La sfida BRICS all’Occidente e l’Europa grande assente (romanoprodi.it)

Articolo di Romano Prodi su Il Messaggero 
del 26 ottobre 2024

A Kazan, la città sacra al popolo russo che si trova tra Mosca e gli Urali, è terminato il vertice dei Brics: un gruppo di paesi che originariamente comprendeva, come dice l’acronimo, Brasile, Russia, India, Cina e Sud Africa. Un gruppo a cui si sono aggiunti e si stanno aggiungendo tanti altri paesi, fra i quali Etiopia ed Egitto e alla cui porta si sta affacciando, insieme a Indonesia e Messico, persino la Turchia, che pure è membro della NATO.

Tutti insieme raggiungono il 45% della popolazione mondiale, oltre quattro volte quella dei G7, mentre il loro Prodotto Interno lordo si colloca intorno al 30% del totale mondiale, sostanzialmente simile a quello dei G7.

La presenza di tutti i maggiori responsabili politici di queste nazioni, da Putin a Xi Jinping, con la sola eccezione di Lula infortunato, ha creato grande attesa fra tutti gli osservatori, naturalmente divisi fra coloro che vedono nella grande diversità di natura e di interessi dei paesi partecipanti un limite invalicabile per il successo dei Brics allargati, e coloro che ne vedono invece l’embrione di una grande nuova alleanza di carattere mondiale.

Se guardiamo alle conclusioni concrete e al comunicato finale non vi sono certo novità eclatanti perché non si è concluso, e non si poteva concludere, nessun accordo immediatamente operativo fra paesi così eterogenei.

Tra India e Cina vi sono infatti tensioni non solo commerciali, ma anche territoriali, mentre Brasile e India non si oppongono agli Stati Uniti come, invece, vi si oppongono Cina e Russia.

E potremmo continuare constatando che l’India compera petrolio e armi dalla Russia mentre, nello stesso tempo, si schiera in un’alleanza militare con gli Stati Uniti, l’Australia e il Giappone, un’alleanza esplicitamente dedicata a contenere la Cina. Il che non è un problema di poco conto.

La Cina, infatti, gioca un ruolo dominante nel consesso dei Brics , dato che il suo PIL, da solo, pesa per il 60% del Prodotto Interno Lordo di tutti i paesi che oggi partecipano a questo grande consesso. Il rafforzamento del gruppo dei Brics comporta quindi automaticamente la crescita dell’influenza di Pechino su tutta l’economia e la politica del pianeta.

In questo contesto nessuno poteva illudersi che il vertice di Kazan cambiasse l’esistente ordine mondiale e nemmeno mettesse le basi per un futuro cambiamento.

Il vertice, tuttavia ha raggiunto alcuni obiettivi non certo trascurabili per i leader che vi erano presenti. In primo luogo, dato l’elevato e qualificato numero dei partecipanti e i numerosi incontri bilaterali dei quali è stato protagonista, Putin è riuscito, almeno in parte, a dimostrare di non essere solo e isolato di fronte agli Stati Uniti e ai suoi alleati occidentali, ma al contrario ha potuto mostrare di avere molti amici e molti paesi aperti al dialogo.

Estratti da una raccolta di annotazioni di impaginazione
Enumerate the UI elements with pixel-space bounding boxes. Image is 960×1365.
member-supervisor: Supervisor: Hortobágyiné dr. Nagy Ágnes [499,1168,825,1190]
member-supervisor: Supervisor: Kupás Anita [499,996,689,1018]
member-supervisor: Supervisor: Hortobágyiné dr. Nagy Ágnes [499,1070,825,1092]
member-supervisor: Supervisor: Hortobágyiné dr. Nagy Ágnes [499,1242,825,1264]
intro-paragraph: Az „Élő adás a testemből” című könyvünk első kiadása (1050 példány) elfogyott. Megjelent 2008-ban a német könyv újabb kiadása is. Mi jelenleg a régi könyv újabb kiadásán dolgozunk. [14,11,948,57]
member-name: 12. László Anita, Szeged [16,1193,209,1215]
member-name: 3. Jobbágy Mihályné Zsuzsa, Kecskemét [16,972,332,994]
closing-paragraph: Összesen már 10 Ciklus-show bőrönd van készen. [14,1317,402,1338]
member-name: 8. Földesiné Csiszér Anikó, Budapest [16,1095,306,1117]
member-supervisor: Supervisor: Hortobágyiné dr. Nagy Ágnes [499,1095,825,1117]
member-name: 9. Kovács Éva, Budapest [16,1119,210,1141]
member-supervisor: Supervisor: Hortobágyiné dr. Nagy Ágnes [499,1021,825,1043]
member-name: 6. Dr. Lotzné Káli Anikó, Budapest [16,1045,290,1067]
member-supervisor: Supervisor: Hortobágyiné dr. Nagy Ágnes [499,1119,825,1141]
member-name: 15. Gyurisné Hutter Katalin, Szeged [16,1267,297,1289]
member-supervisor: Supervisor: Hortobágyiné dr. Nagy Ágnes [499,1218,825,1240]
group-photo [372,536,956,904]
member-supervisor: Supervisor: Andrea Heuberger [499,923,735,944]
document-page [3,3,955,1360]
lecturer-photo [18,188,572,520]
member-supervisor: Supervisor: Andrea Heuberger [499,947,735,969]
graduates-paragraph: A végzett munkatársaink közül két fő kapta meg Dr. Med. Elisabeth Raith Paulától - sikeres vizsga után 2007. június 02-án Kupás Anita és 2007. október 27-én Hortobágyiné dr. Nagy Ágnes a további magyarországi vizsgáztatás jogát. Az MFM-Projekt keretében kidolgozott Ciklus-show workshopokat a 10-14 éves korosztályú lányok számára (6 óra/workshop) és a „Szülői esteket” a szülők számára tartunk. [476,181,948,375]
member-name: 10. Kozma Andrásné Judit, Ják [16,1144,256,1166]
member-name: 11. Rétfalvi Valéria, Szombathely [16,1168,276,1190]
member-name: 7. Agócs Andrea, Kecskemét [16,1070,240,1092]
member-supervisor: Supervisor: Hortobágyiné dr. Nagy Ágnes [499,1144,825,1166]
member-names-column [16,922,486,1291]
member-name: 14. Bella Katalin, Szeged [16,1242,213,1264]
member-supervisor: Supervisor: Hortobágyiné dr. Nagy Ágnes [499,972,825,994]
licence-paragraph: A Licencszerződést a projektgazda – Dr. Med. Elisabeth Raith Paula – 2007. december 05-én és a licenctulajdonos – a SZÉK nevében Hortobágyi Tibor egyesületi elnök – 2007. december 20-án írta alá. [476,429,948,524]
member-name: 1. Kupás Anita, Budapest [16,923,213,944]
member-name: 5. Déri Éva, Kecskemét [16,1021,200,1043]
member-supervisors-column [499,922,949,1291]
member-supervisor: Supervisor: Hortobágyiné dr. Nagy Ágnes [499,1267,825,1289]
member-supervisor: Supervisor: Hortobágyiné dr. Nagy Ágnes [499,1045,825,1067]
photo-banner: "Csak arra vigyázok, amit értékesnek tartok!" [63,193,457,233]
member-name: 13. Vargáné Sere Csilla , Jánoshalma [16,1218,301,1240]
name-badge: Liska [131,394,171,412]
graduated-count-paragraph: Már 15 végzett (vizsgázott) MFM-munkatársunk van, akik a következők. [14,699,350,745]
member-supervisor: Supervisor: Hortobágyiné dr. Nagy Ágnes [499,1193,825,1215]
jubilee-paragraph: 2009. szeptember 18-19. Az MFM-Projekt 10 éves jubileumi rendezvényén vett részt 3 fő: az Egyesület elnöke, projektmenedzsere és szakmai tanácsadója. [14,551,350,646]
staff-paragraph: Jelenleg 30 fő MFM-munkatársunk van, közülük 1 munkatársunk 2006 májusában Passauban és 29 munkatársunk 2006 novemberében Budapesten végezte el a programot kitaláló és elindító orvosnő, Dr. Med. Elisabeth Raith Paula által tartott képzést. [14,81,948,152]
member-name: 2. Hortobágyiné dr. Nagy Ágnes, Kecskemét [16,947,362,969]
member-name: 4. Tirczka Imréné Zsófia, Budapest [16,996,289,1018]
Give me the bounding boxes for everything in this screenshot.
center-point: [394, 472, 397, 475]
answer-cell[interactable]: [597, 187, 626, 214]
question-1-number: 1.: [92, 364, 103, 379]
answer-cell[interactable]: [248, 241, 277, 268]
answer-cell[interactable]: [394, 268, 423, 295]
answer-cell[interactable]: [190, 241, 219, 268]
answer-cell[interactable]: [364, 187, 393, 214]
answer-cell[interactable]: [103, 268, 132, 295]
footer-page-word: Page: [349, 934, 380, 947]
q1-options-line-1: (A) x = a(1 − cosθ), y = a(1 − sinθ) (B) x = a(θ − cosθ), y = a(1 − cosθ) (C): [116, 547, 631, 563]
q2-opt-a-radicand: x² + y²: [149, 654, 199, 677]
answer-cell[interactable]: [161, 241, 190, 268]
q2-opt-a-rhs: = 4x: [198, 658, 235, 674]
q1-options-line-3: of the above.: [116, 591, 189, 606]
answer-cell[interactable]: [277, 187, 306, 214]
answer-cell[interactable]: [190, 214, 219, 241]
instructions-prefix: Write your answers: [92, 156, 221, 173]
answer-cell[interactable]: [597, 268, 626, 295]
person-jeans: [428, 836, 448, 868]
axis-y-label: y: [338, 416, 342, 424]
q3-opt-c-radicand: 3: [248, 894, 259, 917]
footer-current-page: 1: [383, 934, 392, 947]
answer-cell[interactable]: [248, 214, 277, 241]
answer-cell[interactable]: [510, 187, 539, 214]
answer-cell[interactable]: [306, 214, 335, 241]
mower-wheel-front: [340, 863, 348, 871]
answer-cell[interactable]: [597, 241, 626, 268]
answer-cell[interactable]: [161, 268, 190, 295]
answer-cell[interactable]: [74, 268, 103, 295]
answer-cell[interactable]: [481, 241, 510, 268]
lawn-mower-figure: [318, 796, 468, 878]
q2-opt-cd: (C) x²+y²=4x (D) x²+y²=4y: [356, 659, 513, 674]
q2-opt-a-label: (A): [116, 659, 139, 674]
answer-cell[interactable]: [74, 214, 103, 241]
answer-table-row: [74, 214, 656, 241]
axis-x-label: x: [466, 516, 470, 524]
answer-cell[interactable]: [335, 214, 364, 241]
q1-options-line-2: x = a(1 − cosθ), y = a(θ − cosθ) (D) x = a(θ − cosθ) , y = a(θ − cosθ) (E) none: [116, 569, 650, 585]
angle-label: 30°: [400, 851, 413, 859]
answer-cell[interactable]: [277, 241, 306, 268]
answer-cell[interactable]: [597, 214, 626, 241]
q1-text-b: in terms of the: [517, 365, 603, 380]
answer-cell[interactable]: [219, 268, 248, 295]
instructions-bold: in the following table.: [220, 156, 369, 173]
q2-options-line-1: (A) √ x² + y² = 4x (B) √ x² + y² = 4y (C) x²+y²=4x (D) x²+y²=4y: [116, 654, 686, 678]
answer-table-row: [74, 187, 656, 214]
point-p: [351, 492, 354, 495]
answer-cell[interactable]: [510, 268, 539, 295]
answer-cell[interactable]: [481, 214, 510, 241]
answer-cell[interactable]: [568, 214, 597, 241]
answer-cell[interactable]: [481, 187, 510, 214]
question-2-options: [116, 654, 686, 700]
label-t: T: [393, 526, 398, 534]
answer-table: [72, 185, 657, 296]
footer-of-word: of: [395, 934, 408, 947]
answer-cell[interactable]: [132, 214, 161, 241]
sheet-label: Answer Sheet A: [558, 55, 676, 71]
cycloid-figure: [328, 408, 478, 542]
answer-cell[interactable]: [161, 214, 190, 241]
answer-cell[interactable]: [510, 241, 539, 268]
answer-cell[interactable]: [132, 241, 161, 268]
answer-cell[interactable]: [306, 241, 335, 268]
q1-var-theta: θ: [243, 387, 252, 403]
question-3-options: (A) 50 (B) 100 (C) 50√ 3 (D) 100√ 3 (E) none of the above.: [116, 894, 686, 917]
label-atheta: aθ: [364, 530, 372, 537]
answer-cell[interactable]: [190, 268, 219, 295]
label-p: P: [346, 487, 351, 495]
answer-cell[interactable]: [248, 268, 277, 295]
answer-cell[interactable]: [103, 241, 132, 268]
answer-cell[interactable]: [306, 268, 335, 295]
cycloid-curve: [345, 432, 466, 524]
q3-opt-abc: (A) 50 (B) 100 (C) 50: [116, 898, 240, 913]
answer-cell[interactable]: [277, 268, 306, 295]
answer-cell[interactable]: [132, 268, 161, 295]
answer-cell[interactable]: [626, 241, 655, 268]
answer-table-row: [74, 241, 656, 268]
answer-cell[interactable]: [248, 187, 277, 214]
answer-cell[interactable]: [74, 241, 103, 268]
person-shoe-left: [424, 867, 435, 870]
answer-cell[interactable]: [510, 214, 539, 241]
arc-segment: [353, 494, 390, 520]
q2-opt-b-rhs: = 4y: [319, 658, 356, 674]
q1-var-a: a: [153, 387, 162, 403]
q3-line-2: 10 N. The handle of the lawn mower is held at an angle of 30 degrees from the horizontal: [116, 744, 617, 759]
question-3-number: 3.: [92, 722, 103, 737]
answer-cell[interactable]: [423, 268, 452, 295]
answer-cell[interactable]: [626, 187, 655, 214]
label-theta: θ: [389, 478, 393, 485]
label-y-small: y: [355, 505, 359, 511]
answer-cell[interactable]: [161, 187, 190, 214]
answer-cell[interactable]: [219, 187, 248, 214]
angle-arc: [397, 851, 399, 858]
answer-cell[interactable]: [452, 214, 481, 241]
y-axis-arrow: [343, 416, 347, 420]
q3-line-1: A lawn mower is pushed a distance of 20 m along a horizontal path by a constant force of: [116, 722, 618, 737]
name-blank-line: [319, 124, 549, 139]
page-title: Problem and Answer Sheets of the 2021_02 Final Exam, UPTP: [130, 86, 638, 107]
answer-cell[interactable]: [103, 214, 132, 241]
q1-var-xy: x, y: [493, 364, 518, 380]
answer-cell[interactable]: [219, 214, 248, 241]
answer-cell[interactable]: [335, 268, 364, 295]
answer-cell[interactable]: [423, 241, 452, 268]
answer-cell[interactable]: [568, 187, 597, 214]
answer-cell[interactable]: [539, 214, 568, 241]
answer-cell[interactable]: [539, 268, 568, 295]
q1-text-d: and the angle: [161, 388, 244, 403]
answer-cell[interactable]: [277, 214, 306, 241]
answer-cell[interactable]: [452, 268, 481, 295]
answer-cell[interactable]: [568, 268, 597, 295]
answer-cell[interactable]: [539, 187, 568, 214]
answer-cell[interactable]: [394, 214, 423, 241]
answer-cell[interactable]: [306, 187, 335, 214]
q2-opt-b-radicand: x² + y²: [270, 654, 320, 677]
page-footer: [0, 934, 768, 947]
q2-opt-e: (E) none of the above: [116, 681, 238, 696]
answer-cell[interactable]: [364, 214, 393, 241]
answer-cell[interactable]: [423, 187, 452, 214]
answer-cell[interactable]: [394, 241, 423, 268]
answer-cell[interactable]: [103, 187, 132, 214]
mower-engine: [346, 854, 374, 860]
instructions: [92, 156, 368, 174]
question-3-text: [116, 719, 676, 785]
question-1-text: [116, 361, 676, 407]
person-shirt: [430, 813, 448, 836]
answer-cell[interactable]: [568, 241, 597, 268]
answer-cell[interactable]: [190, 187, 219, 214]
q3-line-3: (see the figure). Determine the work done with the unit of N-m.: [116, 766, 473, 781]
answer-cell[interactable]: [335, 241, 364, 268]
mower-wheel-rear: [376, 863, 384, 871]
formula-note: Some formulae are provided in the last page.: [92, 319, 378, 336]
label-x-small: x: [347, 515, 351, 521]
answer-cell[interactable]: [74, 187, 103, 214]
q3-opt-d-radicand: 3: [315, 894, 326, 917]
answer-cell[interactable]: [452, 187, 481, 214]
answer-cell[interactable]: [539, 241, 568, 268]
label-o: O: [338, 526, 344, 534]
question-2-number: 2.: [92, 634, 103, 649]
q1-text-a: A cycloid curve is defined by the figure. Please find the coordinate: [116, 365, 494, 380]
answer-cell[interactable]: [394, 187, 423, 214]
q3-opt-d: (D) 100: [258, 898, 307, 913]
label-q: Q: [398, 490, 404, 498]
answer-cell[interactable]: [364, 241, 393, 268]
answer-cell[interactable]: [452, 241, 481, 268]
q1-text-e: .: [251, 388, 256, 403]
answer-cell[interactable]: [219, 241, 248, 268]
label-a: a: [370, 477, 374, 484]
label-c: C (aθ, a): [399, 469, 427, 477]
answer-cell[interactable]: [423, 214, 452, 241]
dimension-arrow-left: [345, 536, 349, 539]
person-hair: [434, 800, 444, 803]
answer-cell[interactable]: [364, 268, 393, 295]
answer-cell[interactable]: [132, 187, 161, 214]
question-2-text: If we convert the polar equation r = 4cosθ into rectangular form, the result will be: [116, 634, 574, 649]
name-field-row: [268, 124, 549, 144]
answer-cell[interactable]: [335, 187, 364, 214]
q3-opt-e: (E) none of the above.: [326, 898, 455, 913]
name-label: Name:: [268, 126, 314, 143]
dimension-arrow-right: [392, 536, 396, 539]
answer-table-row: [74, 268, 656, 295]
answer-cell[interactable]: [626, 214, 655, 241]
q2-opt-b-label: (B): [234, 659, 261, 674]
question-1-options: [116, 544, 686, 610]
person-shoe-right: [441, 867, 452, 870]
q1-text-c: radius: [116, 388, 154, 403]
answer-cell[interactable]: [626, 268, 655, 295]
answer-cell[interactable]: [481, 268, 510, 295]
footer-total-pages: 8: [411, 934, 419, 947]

— CONSEGNA 1 —
Ricopia senza modifiche il brano dell'articolo sul vertice dei BRICS che comincia con "La presenza di" e prosegue fino a "paesi così eterogenei.".
— CONSEGNA 2 —
Prosegui l'articolo sul vertice dei BRICS di Kazan dal punto in cui si interrompe.
Il materiale non ha alcun ruolo in questa attività.

— SOLUZIONE ESERCIZIO 1 —
La presenza di tutti i maggiori responsabili politici di queste nazioni, da Putin a Xi Jinping, con la sola eccezione di Lula infortunato, ha creato grande attesa fra tutti gli osservatori, naturalmente divisi fra coloro che vedono nella grande diversità di natura e di interessi dei paesi partecipanti un limite invalicabile per il successo dei Brics allargati, e coloro che ne vedono invece l’embrione di una grande nuova alleanza di carattere mondiale.

Se guardiamo alle conclusioni concrete e al comunicato finale non vi sono certo novità eclatanti perché non si è concluso, e non si poteva concludere, nessun accordo immediatamente operativo fra paesi così eterogenei.

— SOLUZIONE ESERCIZIO 2 —
In questo suo disegno ha persino contato sulla presenza del Segretario Generale delle Nazioni Unite che, partecipando al vertice di Kazan, ha ovviamente provocato una risentita disapprovazione da parte dell’Ucraina.

In secondo luogo, le differenze che pur esistono fra i paesi presenti a Kazan non hanno impedito il consolidarsi di un condiviso malcontento nei confronti delle grandi istituzioni finanziarie internazionali, a cominciare dal Fondo Monetario Internazionale e dalla Banca Mondiale, accusate di favorire gli interessi dell’Occidente contro tutti i paesi emergenti.

Su questo tema l’accordo è così ampio da rendere doverosa un’approfondita riflessione sulla necessità di riformare queste importantissime istituzioni per adeguarle ai grandi cambiamenti della politica e dell’economia mondiale.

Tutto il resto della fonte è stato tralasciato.